:: Your objective ::
Search the entries for the word "view" and pull out each line that has it.

:: Raw data ::
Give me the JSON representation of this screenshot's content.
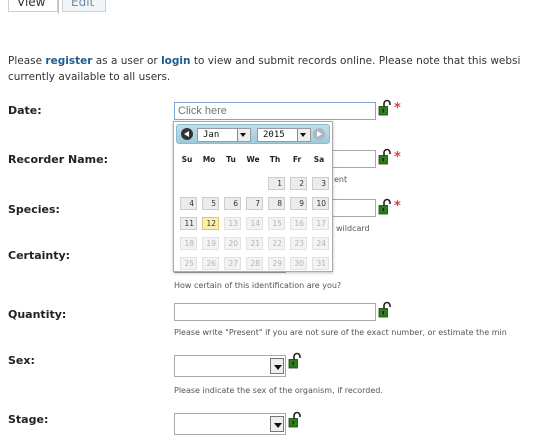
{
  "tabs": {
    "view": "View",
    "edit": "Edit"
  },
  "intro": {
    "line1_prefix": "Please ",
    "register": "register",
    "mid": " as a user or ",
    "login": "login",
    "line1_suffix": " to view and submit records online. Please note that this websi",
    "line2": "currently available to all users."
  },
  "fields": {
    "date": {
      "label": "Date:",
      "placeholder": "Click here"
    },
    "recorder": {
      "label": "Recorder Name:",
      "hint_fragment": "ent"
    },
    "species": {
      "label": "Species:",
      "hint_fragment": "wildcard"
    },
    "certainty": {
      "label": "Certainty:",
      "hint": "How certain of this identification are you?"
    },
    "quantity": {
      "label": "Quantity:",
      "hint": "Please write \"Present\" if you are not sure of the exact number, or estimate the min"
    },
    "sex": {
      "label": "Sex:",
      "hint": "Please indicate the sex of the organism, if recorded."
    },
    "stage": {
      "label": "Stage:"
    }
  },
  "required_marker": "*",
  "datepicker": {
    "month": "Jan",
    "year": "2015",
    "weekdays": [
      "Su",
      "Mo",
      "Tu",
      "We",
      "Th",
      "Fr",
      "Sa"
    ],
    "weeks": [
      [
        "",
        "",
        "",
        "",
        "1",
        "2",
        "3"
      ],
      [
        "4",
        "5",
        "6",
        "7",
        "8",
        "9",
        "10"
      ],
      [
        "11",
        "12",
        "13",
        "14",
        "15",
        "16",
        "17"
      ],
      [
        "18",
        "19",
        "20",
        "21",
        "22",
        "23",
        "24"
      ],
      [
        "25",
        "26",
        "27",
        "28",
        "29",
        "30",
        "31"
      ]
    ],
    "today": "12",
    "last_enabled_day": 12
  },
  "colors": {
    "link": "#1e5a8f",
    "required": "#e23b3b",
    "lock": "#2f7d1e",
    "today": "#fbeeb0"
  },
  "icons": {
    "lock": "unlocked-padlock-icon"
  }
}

:: Response to the task ::
    "view": "View",
    "line1_suffix": " to view and submit records online. Please note that this websi",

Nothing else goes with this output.